Gather from the listing below each line that includes the word "this", and copy it.

------------------------------------------------------------------------

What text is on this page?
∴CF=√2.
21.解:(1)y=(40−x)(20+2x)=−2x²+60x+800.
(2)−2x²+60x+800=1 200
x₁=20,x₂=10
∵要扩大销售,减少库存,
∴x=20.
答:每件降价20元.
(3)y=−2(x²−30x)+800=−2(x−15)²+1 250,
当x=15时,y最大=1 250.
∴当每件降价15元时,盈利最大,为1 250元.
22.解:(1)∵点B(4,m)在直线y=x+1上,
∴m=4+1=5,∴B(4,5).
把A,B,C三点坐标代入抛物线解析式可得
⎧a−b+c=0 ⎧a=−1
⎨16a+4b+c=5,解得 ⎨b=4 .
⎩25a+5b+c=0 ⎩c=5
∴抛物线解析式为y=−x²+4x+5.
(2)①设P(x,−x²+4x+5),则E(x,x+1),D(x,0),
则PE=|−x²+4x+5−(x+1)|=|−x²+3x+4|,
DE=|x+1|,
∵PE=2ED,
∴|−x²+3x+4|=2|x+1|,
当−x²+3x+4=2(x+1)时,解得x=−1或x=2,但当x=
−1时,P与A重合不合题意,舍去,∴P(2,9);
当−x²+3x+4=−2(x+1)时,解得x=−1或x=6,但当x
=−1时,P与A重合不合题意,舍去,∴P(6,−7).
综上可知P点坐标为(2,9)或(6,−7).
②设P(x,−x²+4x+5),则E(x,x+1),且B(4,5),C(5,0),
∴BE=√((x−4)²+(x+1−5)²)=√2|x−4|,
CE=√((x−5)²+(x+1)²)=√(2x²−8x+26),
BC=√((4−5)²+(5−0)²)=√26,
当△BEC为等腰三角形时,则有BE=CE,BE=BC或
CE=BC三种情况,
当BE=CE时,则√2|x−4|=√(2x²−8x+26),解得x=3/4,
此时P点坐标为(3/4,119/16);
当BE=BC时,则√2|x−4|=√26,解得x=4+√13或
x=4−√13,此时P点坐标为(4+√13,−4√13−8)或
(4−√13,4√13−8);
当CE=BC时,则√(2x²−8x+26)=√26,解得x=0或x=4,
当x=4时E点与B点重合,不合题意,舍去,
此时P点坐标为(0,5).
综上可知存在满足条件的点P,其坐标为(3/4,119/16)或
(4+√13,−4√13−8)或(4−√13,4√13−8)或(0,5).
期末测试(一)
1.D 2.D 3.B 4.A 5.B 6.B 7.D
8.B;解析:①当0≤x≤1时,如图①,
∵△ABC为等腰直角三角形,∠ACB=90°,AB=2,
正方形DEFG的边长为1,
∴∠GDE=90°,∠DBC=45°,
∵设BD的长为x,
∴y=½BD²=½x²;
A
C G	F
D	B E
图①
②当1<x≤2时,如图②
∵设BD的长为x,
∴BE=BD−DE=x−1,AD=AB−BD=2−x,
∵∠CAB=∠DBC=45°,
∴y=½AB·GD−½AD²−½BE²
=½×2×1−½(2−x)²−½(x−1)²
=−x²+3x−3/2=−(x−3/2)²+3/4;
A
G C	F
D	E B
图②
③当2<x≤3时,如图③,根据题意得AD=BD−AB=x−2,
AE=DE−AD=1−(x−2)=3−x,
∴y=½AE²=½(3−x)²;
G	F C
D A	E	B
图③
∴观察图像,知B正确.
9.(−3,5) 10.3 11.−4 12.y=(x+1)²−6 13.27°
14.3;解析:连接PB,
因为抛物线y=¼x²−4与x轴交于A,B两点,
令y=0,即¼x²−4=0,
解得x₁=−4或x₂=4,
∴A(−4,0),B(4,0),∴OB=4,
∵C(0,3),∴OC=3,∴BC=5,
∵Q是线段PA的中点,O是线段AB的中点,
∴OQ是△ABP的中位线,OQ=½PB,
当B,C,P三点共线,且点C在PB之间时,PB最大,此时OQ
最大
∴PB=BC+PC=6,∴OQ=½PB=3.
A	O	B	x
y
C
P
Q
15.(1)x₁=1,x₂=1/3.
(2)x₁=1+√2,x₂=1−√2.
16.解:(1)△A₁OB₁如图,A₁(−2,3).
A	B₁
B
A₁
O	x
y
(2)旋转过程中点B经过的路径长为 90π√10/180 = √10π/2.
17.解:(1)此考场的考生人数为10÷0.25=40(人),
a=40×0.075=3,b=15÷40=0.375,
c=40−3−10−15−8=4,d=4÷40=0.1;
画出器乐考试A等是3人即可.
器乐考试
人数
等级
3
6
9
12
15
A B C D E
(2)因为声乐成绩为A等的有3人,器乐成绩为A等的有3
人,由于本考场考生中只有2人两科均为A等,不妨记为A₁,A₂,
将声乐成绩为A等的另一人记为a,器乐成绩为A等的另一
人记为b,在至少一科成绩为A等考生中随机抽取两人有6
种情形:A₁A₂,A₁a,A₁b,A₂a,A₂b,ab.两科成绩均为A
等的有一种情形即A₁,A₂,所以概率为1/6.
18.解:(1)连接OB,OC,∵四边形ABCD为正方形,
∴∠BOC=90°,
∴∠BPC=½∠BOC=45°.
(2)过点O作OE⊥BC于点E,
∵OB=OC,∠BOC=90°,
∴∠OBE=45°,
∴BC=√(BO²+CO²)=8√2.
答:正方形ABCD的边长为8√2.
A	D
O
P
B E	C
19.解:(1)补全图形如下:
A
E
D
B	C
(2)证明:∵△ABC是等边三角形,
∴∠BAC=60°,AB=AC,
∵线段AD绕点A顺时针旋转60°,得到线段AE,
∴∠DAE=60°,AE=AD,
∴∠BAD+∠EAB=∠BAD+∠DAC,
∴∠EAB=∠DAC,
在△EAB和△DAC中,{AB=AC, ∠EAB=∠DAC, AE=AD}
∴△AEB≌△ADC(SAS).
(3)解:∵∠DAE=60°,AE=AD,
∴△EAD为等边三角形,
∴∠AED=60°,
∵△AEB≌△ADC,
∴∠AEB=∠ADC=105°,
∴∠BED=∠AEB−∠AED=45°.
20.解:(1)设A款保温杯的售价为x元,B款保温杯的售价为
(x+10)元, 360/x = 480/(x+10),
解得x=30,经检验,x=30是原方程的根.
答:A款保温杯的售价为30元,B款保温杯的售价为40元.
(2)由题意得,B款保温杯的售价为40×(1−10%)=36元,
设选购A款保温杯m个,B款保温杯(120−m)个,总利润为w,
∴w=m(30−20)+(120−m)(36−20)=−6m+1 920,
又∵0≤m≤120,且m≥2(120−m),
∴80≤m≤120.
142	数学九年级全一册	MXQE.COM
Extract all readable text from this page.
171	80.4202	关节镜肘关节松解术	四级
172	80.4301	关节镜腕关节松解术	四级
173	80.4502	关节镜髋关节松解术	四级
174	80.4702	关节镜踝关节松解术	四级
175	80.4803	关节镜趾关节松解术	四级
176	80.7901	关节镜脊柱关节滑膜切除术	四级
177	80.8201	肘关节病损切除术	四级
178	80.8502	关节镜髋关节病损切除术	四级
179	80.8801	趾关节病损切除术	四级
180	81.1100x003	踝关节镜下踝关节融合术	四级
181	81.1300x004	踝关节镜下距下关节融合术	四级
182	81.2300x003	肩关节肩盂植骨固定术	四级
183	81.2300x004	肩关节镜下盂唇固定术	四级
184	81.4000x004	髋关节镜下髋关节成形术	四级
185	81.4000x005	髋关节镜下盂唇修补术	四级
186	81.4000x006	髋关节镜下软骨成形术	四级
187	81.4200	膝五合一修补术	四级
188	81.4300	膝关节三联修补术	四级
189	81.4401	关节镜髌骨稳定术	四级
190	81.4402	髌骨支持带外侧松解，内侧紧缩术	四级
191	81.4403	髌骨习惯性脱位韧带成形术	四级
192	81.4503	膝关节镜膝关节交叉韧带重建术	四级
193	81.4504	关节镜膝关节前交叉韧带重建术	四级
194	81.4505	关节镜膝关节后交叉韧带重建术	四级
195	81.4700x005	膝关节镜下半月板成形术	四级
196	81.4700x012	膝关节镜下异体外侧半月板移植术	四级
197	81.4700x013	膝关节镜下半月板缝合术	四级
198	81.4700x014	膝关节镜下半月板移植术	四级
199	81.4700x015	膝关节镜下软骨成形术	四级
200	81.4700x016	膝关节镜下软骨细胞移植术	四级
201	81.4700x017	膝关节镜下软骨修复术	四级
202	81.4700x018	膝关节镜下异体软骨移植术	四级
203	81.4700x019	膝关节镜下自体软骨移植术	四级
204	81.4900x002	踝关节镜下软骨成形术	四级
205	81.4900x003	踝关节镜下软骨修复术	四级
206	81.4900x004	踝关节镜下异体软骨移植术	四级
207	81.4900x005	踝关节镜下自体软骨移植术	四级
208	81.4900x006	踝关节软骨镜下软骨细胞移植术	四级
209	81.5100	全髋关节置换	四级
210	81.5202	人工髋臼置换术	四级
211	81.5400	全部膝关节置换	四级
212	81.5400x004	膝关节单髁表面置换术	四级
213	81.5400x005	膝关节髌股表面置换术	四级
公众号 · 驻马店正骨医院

------------------------------------------------------------------------

Response to the exercise —
What text is on this page?
Extract all readable text from this page.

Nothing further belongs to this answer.